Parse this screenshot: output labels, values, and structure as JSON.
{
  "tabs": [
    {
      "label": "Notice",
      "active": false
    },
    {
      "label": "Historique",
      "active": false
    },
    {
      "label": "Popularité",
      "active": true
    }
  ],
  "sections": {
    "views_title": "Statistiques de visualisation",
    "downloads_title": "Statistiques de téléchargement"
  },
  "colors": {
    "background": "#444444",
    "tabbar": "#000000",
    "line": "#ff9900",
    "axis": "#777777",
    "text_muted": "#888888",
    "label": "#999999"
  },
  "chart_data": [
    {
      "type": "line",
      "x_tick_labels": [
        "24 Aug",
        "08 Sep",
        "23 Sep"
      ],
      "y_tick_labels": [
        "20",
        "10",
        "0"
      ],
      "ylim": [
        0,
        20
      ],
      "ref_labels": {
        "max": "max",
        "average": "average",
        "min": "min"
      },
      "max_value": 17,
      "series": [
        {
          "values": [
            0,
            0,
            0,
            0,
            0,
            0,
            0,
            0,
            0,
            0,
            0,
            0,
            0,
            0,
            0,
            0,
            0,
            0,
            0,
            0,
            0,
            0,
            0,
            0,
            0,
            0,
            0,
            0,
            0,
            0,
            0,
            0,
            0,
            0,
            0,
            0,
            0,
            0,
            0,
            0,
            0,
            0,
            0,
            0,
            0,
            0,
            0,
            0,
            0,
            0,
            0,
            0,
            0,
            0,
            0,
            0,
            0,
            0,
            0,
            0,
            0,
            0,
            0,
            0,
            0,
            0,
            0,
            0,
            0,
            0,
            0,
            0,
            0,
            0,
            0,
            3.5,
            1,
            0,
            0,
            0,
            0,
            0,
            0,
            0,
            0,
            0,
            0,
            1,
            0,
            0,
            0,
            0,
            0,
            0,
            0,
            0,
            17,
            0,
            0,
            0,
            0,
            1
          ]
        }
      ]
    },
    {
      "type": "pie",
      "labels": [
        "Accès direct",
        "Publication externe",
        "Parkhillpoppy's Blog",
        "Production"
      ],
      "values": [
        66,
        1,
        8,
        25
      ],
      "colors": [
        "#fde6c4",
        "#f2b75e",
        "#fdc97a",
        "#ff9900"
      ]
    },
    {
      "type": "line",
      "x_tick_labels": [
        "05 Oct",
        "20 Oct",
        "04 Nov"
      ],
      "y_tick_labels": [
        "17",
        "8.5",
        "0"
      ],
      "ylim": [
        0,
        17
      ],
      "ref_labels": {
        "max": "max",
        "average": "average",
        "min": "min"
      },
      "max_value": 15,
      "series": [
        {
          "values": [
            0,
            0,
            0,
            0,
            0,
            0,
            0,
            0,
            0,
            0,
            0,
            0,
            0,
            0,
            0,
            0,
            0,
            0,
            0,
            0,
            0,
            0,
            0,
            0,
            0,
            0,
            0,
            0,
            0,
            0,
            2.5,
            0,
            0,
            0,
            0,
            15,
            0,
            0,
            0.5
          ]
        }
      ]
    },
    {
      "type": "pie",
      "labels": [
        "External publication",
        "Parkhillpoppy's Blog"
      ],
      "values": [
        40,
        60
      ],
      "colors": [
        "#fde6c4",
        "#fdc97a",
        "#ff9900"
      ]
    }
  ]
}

....................

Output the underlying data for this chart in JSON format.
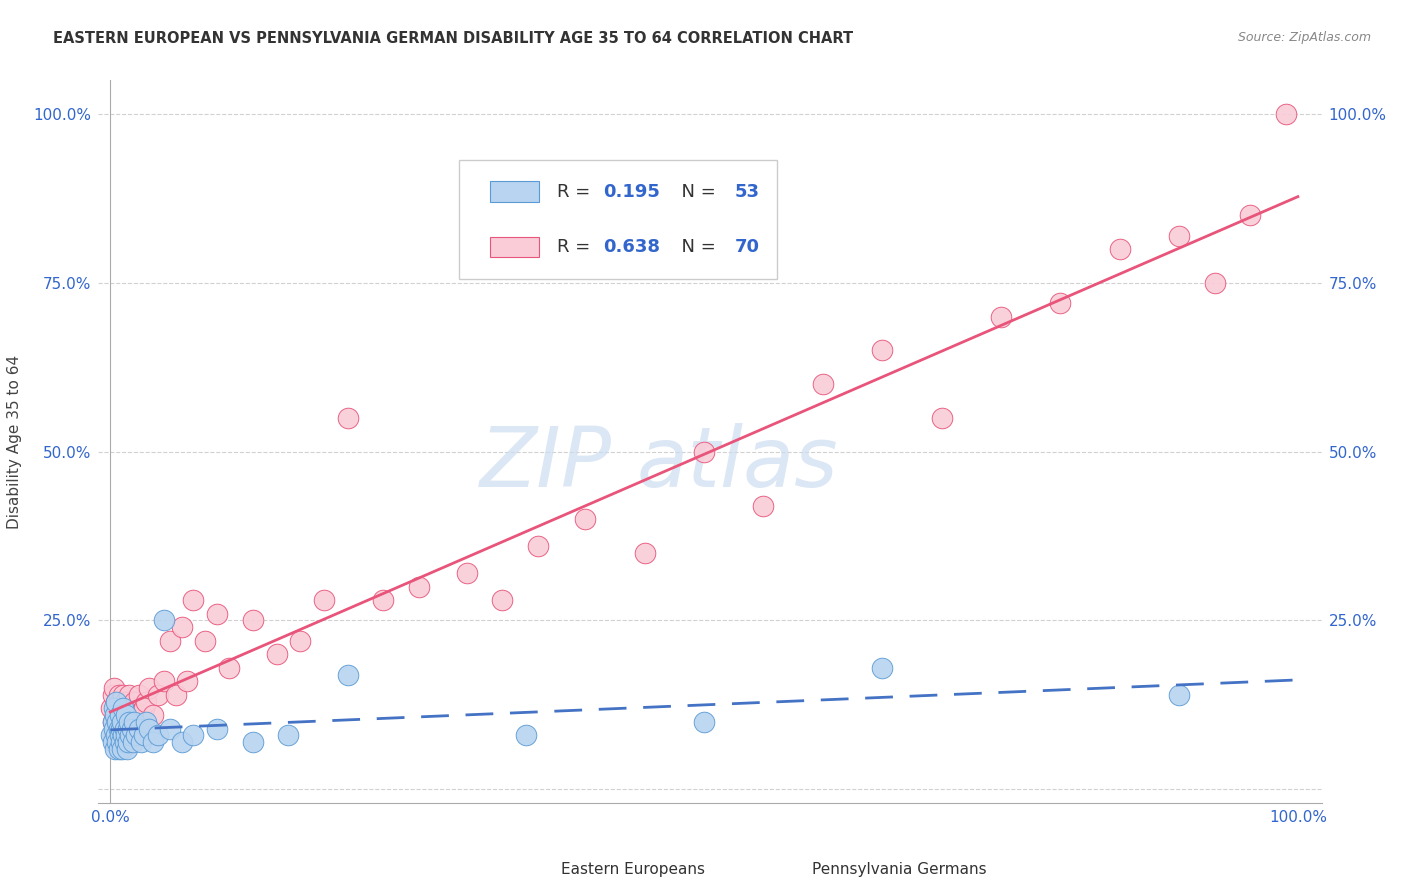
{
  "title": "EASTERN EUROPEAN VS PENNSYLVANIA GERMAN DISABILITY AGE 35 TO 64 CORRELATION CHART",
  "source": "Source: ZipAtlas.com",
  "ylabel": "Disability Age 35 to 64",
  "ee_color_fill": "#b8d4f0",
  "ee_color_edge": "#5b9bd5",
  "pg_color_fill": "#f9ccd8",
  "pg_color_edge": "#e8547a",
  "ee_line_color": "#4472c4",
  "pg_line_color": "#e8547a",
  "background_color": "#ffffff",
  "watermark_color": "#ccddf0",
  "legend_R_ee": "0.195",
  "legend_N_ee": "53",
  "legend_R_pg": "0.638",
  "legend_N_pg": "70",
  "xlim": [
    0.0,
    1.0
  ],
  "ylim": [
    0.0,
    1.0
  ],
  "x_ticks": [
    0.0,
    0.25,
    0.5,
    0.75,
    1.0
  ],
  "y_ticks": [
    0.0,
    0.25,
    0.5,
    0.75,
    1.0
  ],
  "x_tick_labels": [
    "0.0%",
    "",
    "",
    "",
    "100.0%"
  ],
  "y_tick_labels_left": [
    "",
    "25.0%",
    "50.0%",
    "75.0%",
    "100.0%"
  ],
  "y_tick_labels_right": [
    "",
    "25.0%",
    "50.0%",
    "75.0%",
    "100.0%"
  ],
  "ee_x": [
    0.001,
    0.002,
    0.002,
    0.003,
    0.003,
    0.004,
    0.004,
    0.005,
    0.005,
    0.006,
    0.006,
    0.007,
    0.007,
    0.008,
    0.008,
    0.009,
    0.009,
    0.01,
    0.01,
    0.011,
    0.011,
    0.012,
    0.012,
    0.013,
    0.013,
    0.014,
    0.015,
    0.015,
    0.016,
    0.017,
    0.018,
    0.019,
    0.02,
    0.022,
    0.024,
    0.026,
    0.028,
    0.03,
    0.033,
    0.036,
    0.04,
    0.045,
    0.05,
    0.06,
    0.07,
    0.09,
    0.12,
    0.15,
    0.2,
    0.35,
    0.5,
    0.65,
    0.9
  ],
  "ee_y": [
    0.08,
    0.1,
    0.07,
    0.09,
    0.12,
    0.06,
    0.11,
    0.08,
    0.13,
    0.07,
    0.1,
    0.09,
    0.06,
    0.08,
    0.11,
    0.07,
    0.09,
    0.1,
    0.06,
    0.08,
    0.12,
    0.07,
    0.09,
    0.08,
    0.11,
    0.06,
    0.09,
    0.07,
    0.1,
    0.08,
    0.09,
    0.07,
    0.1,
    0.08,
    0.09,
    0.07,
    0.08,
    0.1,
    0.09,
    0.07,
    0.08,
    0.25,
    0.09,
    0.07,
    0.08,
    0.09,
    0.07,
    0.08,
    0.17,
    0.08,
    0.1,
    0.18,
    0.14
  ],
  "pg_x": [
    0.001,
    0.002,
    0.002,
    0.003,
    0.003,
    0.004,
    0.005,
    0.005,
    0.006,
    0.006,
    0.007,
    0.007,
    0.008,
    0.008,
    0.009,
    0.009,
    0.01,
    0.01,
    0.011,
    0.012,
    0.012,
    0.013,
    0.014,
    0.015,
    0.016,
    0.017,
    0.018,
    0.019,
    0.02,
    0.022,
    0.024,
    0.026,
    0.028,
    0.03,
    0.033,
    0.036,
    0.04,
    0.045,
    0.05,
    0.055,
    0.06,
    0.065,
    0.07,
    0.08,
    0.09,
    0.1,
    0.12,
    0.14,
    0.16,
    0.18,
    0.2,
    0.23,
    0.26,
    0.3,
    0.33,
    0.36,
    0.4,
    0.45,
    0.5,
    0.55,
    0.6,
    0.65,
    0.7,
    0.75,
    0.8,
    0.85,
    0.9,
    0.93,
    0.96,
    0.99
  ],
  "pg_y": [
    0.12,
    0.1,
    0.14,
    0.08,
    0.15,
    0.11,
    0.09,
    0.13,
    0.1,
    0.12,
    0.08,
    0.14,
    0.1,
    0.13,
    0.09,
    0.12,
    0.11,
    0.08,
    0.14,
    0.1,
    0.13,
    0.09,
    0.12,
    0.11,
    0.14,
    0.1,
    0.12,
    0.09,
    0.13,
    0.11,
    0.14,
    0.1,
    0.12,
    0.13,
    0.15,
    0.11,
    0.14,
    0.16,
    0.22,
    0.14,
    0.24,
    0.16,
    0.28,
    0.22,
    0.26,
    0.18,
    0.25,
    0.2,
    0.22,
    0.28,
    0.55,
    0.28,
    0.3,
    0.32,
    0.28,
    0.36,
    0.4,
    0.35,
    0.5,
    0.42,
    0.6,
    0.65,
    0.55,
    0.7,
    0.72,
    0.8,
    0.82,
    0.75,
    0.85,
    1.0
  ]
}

....................

Written request: What is the number of lines containing "Statistiques"? Give that number only.

Exercise output: 2